#### [Problem statement]
Transcribe the records that follow exactly. Skip the pictures.

::::::::::

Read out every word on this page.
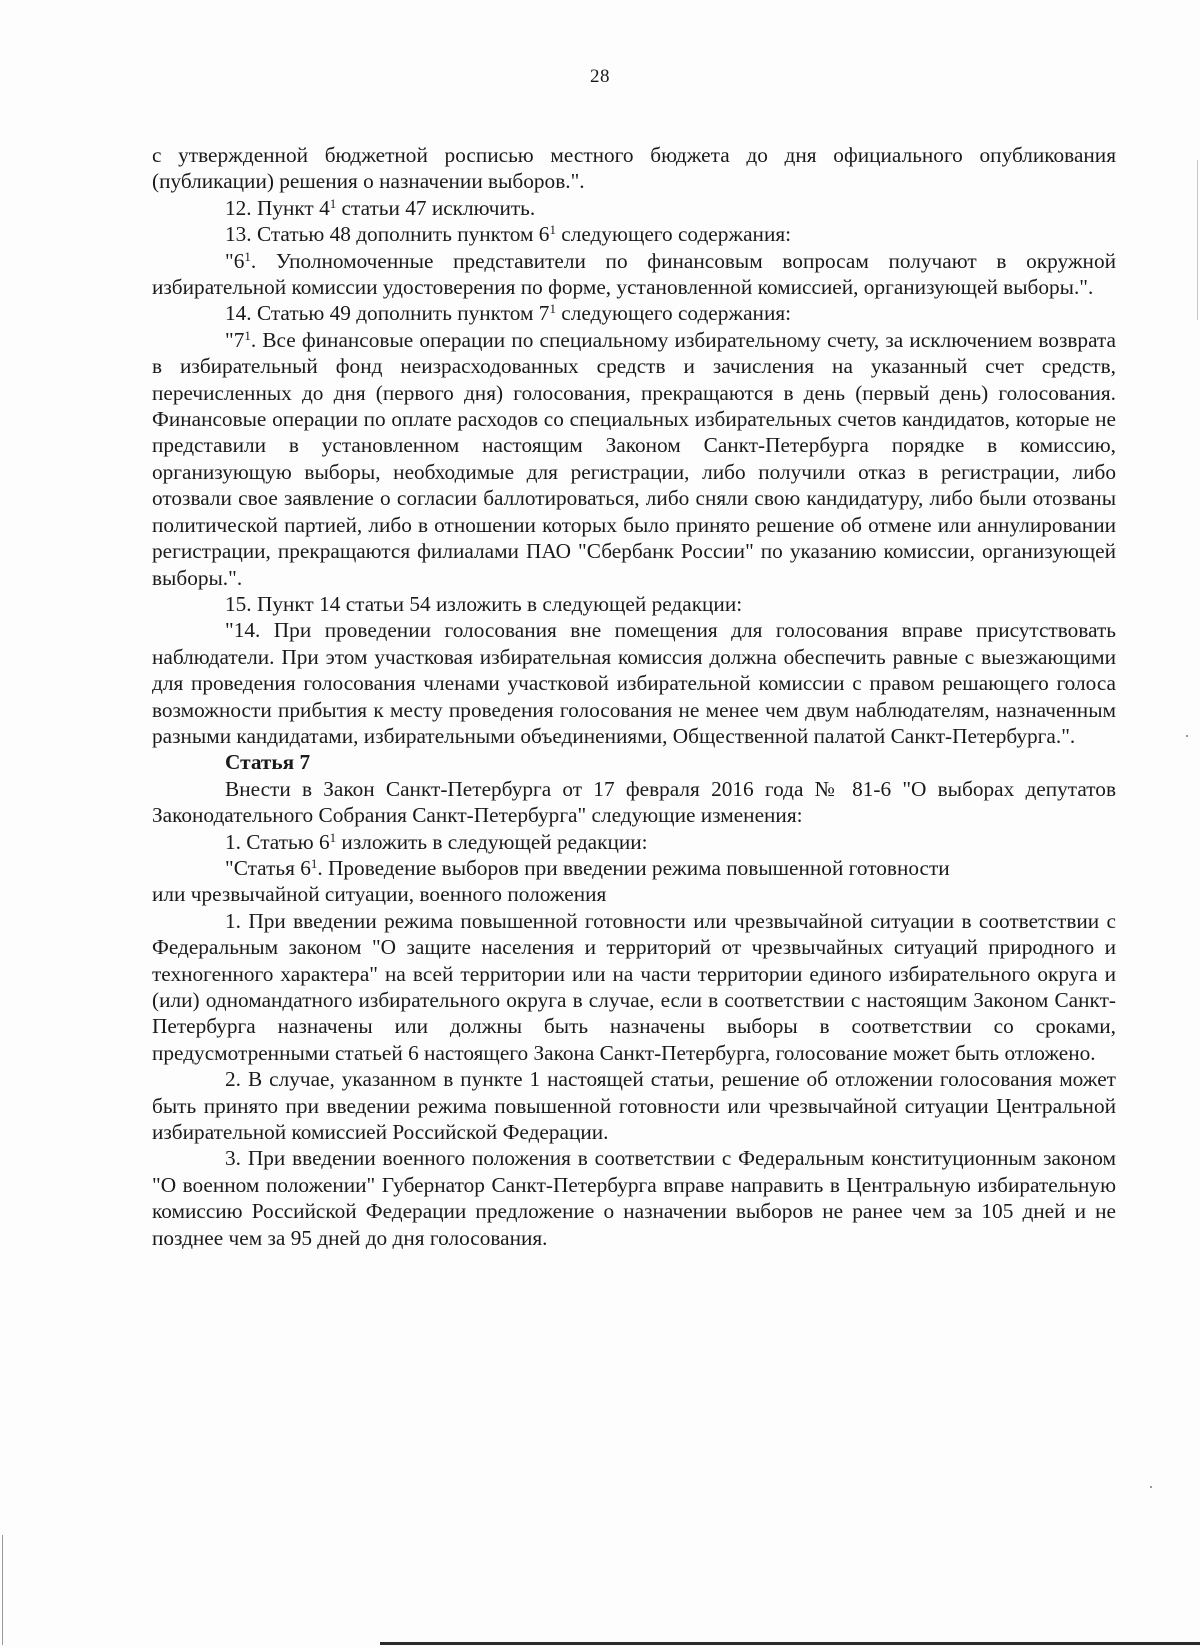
28

с утвержденной бюджетной росписью местного бюджета до дня официального опубликования (публикации) решения о назначении выборов.".

12. Пункт $4^1$ статьи 47 исключить.

13. Статью 48 дополнить пунктом $6^1$ следующего содержания:

"$6^1$. Уполномоченные представители по финансовым вопросам получают в окружной избирательной комиссии удостоверения по форме, установленной комиссией, организующей выборы.".

14. Статью 49 дополнить пунктом $7^1$ следующего содержания:

"$7^1$. Все финансовые операции по специальному избирательному счету, за исключением возврата в избирательный фонд неизрасходованных средств и зачисления на указанный счет средств, перечисленных до дня (первого дня) голосования, прекращаются в день (первый день) голосования. Финансовые операции по оплате расходов со специальных избирательных счетов кандидатов, которые не представили в установленном настоящим Законом Санкт-Петербурга порядке в комиссию, организующую выборы, необходимые для регистрации, либо получили отказ в регистрации, либо отозвали свое заявление о согласии баллотироваться, либо сняли свою кандидатуру, либо были отозваны политической партией, либо в отношении которых было принято решение об отмене или аннулировании регистрации, прекращаются филиалами ПАО "Сбербанк России" по указанию комиссии, организующей выборы.".

15. Пункт 14 статьи 54 изложить в следующей редакции:

"14. При проведении голосования вне помещения для голосования вправе присутствовать наблюдатели. При этом участковая избирательная комиссия должна обеспечить равные с выезжающими для проведения голосования членами участковой избирательной комиссии с правом решающего голоса возможности прибытия к месту проведения голосования не менее чем двум наблюдателям, назначенным разными кандидатами, избирательными объединениями, Общественной палатой Санкт-Петербурга.".

Статья 7

Внести в Закон Санкт-Петербурга от 17 февраля 2016 года № 81-6 "О выборах депутатов Законодательного Собрания Санкт-Петербурга" следующие изменения:

1. Статью $6^1$ изложить в следующей редакции:

"Статья $6^1$. Проведение выборов при введении режима повышенной готовности

или чрезвычайной ситуации, военного положения

1. При введении режима повышенной готовности или чрезвычайной ситуации в соответствии с Федеральным законом "О защите населения и территорий от чрезвычайных ситуаций природного и техногенного характера" на всей территории или на части территории единого избирательного округа и (или) одномандатного избирательного округа в случае, если в соответствии с настоящим Законом Санкт-Петербурга назначены или должны быть назначены выборы в соответствии со сроками, предусмотренными статьей 6 настоящего Закона Санкт-Петербурга, голосование может быть отложено.

2. В случае, указанном в пункте 1 настоящей статьи, решение об отложении голосования может быть принято при введении режима повышенной готовности или чрезвычайной ситуации Центральной избирательной комиссией Российской Федерации.

3. При введении военного положения в соответствии с Федеральным конституционным законом "О военном положении" Губернатор Санкт-Петербурга вправе направить в Центральную избирательную комиссию Российской Федерации предложение о назначении выборов не ранее чем за 105 дней и не позднее чем за 95 дней до дня голосования.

::::::::::

#### [Complete output]
Read out every word on this page.
28

с утвержденной бюджетной росписью местного бюджета до дня официального опубликования (публикации) решения о назначении выборов.".

12. Пункт $4^1$ статьи 47 исключить.

13. Статью 48 дополнить пунктом $6^1$ следующего содержания:

"$6^1$. Уполномоченные представители по финансовым вопросам получают в окружной избирательной комиссии удостоверения по форме, установленной комиссией, организующей выборы.".

14. Статью 49 дополнить пунктом $7^1$ следующего содержания:

"$7^1$. Все финансовые операции по специальному избирательному счету, за исключением возврата в избирательный фонд неизрасходованных средств и зачисления на указанный счет средств, перечисленных до дня (первого дня) голосования, прекращаются в день (первый день) голосования. Финансовые операции по оплате расходов со специальных избирательных счетов кандидатов, которые не представили в установленном настоящим Законом Санкт-Петербурга порядке в комиссию, организующую выборы, необходимые для регистрации, либо получили отказ в регистрации, либо отозвали свое заявление о согласии баллотироваться, либо сняли свою кандидатуру, либо были отозваны политической партией, либо в отношении которых было принято решение об отмене или аннулировании регистрации, прекращаются филиалами ПАО "Сбербанк России" по указанию комиссии, организующей выборы.".

15. Пункт 14 статьи 54 изложить в следующей редакции:

"14. При проведении голосования вне помещения для голосования вправе присутствовать наблюдатели. При этом участковая избирательная комиссия должна обеспечить равные с выезжающими для проведения голосования членами участковой избирательной комиссии с правом решающего голоса возможности прибытия к месту проведения голосования не менее чем двум наблюдателям, назначенным разными кандидатами, избирательными объединениями, Общественной палатой Санкт-Петербурга.".

Статья 7

Внести в Закон Санкт-Петербурга от 17 февраля 2016 года № 81-6 "О выборах депутатов Законодательного Собрания Санкт-Петербурга" следующие изменения:

1. Статью $6^1$ изложить в следующей редакции:

"Статья $6^1$. Проведение выборов при введении режима повышенной готовности

или чрезвычайной ситуации, военного положения

1. При введении режима повышенной готовности или чрезвычайной ситуации в соответствии с Федеральным законом "О защите населения и территорий от чрезвычайных ситуаций природного и техногенного характера" на всей территории или на части территории единого избирательного округа и (или) одномандатного избирательного округа в случае, если в соответствии с настоящим Законом Санкт-Петербурга назначены или должны быть назначены выборы в соответствии со сроками, предусмотренными статьей 6 настоящего Закона Санкт-Петербурга, голосование может быть отложено.

2. В случае, указанном в пункте 1 настоящей статьи, решение об отложении голосования может быть принято при введении режима повышенной готовности или чрезвычайной ситуации Центральной избирательной комиссией Российской Федерации.

3. При введении военного положения в соответствии с Федеральным конституционным законом "О военном положении" Губернатор Санкт-Петербурга вправе направить в Центральную избирательную комиссию Российской Федерации предложение о назначении выборов не ранее чем за 105 дней и не позднее чем за 95 дней до дня голосования.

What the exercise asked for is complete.